> **Stored items**:
━━━
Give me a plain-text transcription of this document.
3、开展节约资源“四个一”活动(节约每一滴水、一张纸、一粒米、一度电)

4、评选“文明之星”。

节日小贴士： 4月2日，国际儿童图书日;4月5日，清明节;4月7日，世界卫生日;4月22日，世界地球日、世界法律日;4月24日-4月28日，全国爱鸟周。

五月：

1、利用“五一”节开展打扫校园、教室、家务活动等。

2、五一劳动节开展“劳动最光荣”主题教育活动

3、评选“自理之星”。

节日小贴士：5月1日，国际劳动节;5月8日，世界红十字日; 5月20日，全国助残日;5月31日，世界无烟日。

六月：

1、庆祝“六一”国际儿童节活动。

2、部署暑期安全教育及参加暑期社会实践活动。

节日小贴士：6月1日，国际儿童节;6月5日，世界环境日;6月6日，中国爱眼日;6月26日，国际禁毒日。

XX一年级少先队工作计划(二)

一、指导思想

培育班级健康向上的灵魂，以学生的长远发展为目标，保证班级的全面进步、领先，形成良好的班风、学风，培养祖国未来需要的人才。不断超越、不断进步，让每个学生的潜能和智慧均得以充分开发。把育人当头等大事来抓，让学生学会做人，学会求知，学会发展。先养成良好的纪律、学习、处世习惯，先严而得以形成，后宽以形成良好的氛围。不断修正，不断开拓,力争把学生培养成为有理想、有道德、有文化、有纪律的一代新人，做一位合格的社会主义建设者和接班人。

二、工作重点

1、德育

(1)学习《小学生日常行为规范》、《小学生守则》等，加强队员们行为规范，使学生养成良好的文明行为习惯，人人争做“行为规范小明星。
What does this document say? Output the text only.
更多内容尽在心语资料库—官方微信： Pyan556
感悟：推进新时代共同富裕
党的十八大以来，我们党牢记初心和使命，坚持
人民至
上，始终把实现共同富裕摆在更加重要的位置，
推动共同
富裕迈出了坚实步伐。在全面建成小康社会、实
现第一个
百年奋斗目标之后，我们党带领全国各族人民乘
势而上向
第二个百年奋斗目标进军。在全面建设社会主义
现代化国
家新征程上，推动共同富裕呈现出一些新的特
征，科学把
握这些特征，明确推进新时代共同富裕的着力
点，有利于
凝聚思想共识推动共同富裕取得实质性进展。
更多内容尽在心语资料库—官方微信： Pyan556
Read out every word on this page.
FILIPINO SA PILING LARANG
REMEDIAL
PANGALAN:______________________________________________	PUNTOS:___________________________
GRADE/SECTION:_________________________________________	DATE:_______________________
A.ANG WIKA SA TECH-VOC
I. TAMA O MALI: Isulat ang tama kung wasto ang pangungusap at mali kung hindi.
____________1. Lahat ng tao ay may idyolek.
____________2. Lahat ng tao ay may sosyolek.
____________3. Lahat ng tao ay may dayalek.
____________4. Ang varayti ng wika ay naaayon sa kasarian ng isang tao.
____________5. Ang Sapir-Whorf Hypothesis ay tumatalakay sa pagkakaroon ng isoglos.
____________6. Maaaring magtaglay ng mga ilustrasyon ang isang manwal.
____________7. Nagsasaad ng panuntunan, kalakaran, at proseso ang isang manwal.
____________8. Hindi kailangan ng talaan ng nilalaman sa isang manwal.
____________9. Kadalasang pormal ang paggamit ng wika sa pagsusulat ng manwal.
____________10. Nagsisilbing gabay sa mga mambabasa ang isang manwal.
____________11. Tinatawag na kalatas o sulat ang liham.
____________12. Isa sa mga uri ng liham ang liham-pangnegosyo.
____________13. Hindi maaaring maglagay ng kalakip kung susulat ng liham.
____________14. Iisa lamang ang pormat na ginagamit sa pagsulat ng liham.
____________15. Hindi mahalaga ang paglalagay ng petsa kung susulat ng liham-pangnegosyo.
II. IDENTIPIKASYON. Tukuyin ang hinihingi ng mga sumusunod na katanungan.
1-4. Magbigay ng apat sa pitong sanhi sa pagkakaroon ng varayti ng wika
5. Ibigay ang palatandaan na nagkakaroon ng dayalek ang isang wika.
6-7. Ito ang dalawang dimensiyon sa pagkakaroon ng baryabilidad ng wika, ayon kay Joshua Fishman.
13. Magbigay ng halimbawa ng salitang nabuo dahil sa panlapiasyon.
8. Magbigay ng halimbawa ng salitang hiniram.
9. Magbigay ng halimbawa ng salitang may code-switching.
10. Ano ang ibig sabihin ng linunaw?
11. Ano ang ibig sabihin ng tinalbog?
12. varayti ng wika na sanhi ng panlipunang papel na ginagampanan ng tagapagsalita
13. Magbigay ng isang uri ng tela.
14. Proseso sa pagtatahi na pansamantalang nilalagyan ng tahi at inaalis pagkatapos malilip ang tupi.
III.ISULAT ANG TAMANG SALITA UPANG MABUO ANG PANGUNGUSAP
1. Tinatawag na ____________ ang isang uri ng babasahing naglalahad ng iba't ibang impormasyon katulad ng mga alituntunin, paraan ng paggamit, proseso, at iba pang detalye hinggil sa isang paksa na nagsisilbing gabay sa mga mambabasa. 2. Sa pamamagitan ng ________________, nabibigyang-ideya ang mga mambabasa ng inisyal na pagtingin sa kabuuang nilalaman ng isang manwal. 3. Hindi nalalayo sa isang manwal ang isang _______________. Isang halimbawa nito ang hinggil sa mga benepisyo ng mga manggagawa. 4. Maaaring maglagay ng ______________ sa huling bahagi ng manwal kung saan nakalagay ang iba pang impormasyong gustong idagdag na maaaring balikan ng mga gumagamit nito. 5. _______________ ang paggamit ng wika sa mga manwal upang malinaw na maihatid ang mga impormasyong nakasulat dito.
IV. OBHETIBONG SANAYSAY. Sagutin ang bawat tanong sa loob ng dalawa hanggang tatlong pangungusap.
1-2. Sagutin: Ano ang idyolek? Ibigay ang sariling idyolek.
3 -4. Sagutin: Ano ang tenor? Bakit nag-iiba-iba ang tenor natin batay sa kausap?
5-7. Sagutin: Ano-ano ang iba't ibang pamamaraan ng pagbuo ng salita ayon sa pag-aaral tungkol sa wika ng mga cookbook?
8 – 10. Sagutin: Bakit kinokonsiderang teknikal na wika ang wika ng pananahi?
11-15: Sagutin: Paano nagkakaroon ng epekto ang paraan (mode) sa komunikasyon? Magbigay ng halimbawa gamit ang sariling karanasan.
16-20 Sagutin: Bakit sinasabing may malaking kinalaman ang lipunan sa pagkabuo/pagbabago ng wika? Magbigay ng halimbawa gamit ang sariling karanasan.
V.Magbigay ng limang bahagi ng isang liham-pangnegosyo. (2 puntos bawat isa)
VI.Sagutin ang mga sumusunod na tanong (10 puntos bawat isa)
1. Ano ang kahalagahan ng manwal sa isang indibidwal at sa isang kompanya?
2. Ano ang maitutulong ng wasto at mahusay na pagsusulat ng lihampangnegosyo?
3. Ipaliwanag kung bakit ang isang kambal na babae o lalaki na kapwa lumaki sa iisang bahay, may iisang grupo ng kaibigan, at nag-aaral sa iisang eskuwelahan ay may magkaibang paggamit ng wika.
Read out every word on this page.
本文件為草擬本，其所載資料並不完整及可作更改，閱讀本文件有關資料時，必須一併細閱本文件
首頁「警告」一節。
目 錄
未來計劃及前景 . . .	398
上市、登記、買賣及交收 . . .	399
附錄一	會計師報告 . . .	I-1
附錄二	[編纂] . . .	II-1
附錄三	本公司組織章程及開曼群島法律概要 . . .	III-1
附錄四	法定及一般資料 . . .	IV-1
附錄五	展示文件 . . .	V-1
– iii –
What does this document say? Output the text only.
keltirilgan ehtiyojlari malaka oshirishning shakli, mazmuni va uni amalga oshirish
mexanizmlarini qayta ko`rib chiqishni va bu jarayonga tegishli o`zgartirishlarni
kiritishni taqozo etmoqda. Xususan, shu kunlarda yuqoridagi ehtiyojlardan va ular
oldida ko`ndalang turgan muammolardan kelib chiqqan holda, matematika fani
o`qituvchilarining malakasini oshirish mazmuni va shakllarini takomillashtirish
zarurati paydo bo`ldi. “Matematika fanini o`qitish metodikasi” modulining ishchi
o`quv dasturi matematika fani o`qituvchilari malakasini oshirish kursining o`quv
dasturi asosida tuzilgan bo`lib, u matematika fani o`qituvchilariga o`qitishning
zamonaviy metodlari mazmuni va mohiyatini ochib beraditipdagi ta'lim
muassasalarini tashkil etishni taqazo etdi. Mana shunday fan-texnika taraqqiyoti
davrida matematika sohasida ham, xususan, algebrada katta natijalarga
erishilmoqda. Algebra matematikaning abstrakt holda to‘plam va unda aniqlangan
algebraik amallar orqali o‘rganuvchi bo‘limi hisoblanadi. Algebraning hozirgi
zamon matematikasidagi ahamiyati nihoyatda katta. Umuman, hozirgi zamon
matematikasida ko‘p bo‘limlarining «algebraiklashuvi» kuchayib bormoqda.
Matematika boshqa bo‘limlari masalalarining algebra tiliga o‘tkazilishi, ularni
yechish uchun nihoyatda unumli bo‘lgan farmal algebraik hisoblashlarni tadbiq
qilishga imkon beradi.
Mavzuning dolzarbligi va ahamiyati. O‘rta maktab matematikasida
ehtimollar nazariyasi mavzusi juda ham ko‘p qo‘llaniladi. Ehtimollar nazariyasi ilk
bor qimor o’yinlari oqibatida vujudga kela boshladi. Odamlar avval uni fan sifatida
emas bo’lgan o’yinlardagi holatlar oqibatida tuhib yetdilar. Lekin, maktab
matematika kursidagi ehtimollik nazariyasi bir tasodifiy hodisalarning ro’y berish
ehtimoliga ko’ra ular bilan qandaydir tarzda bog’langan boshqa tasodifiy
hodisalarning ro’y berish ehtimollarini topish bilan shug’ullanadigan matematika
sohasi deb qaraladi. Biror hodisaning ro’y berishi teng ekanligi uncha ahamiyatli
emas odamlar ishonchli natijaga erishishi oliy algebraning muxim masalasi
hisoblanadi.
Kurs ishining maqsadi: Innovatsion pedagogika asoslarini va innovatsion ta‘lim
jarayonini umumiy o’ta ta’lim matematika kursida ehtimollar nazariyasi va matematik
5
━━━
> **Problem description**:
Output nothing but the number of lines in the data containing the string "pagsusulat".

> **Finished exercise**:
2